◆ WHAT YOU WILL DO ◆
Look through the material below. Copy each line that contains the string "einen".

◆ DATA ROWS ◆
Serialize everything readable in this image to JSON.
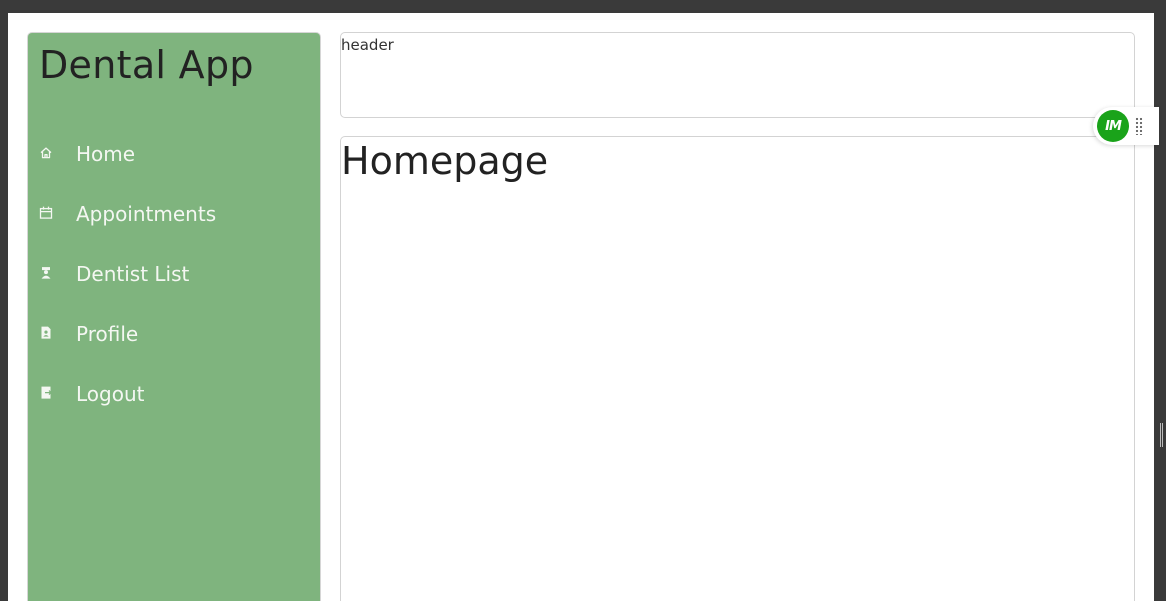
{
  "app": {
    "title": "Dental App"
  },
  "sidebar": {
    "items": [
      {
        "label": "Home",
        "icon": "home-icon"
      },
      {
        "label": "Appointments",
        "icon": "calendar-icon"
      },
      {
        "label": "Dentist List",
        "icon": "dentist-icon"
      },
      {
        "label": "Profile",
        "icon": "profile-icon"
      },
      {
        "label": "Logout",
        "icon": "logout-icon"
      }
    ],
    "background": "#7fb47e"
  },
  "header": {
    "text": "header"
  },
  "main": {
    "title": "Homepage"
  },
  "extension": {
    "badge_text": "IM",
    "badge_color": "#1aa31a"
  }
}
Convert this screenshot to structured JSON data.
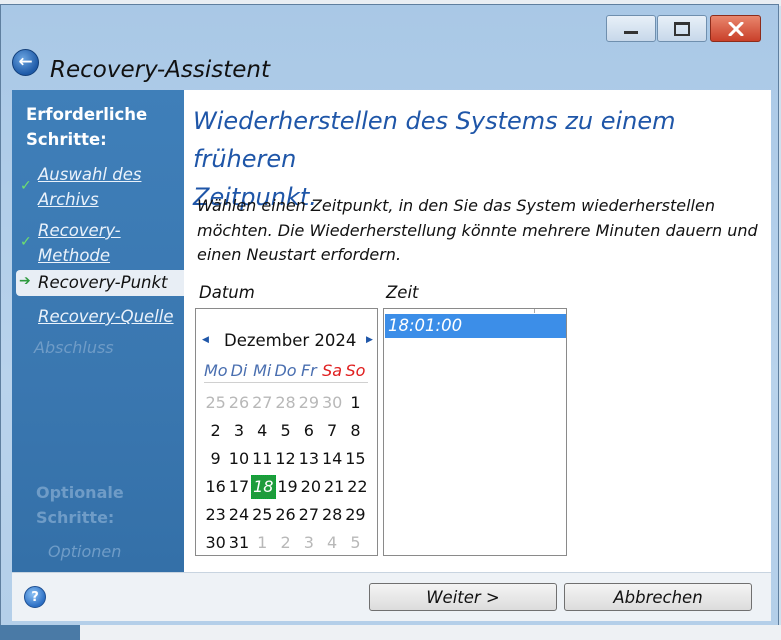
{
  "window": {
    "title": "Recovery-Assistent",
    "controls": {
      "minimize": "minimize-icon",
      "maximize": "maximize-icon",
      "close": "close-icon"
    }
  },
  "sidebar": {
    "heading_line1": "Erforderliche",
    "heading_line2": "Schritte:",
    "items": [
      {
        "line1": "Auswahl des",
        "line2": "Archivs",
        "state": "done"
      },
      {
        "line1": "Recovery-",
        "line2": "Methode",
        "state": "done"
      },
      {
        "label": "Recovery-Punkt",
        "state": "current"
      },
      {
        "label": "Recovery-Quelle",
        "state": "link"
      },
      {
        "label": "Abschluss",
        "state": "disabled"
      }
    ],
    "optional_line1": "Optionale",
    "optional_line2": "Schritte:",
    "optional_item": "Optionen"
  },
  "main": {
    "heading_line1": "Wiederherstellen des Systems zu einem früheren",
    "heading_line2": "Zeitpunkt.",
    "description_line1": "Wählen einen Zeitpunkt, in den Sie das System wiederherstellen",
    "description_line2": "möchten. Die Wiederherstellung könnte mehrere Minuten dauern und",
    "description_line3": "einen Neustart erfordern.",
    "date_label": "Datum",
    "time_label": "Zeit"
  },
  "calendar": {
    "month": "Dezember 2024",
    "weekdays": [
      "Mo",
      "Di",
      "Mi",
      "Do",
      "Fr",
      "Sa",
      "So"
    ],
    "weeks": [
      [
        "25",
        "26",
        "27",
        "28",
        "29",
        "30",
        "1"
      ],
      [
        "2",
        "3",
        "4",
        "5",
        "6",
        "7",
        "8"
      ],
      [
        "9",
        "10",
        "11",
        "12",
        "13",
        "14",
        "15"
      ],
      [
        "16",
        "17",
        "18",
        "19",
        "20",
        "21",
        "22"
      ],
      [
        "23",
        "24",
        "25",
        "26",
        "27",
        "28",
        "29"
      ],
      [
        "30",
        "31",
        "1",
        "2",
        "3",
        "4",
        "5"
      ]
    ],
    "selected_day": "18"
  },
  "times": [
    "18:01:00"
  ],
  "footer": {
    "next_label": "Weiter >",
    "cancel_label": "Abbrechen",
    "help_icon": "help-icon"
  },
  "colors": {
    "accent": "#1f56a8",
    "sidebar": "#3a77b0",
    "selection": "#3c8ee8",
    "selected_day": "#1e9c3c",
    "weekend": "#e02020"
  }
}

◆ WRITTEN ANSWER ◆
    "description_line1": "Wählen einen Zeitpunkt, in den Sie das System wiederherstellen",
    "description_line3": "einen Neustart erfordern.",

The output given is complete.